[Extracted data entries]
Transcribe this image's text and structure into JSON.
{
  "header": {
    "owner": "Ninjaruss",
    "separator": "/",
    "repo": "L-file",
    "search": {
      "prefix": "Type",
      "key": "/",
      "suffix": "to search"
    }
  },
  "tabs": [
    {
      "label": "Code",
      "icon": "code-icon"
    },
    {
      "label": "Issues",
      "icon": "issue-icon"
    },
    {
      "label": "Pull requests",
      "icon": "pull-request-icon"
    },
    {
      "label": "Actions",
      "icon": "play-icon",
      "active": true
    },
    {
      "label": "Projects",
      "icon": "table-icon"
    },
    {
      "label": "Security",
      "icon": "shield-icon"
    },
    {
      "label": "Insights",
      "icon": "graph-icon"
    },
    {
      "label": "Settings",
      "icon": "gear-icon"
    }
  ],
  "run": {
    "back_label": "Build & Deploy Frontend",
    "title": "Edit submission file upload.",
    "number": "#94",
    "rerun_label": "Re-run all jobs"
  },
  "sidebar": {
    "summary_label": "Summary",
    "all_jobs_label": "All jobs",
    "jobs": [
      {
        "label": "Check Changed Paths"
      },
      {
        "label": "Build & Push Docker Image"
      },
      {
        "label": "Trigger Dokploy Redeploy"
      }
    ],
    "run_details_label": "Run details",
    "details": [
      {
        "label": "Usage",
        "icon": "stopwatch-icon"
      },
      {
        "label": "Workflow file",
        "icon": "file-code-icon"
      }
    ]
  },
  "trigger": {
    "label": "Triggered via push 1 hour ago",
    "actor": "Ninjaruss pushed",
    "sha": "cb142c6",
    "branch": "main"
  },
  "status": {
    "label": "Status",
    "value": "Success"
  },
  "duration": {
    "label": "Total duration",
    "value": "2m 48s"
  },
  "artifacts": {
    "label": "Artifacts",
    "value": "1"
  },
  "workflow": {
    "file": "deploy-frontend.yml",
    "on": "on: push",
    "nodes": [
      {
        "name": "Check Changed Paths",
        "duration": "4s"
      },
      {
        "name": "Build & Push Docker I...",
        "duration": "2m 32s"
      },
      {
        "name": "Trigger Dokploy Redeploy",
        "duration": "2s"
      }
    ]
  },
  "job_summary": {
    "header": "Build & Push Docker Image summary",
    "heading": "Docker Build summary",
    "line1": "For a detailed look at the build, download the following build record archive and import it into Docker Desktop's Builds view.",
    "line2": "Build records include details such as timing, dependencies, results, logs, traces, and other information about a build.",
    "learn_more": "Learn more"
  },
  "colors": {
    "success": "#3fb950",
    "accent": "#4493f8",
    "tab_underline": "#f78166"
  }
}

§ Written problem: Which lines above hold the word "duration"? Copy each of them.

§ Complete output:
  "duration": {
    "label": "Total duration",
        "duration": "4s"
        "duration": "2m 32s"
        "duration": "2s"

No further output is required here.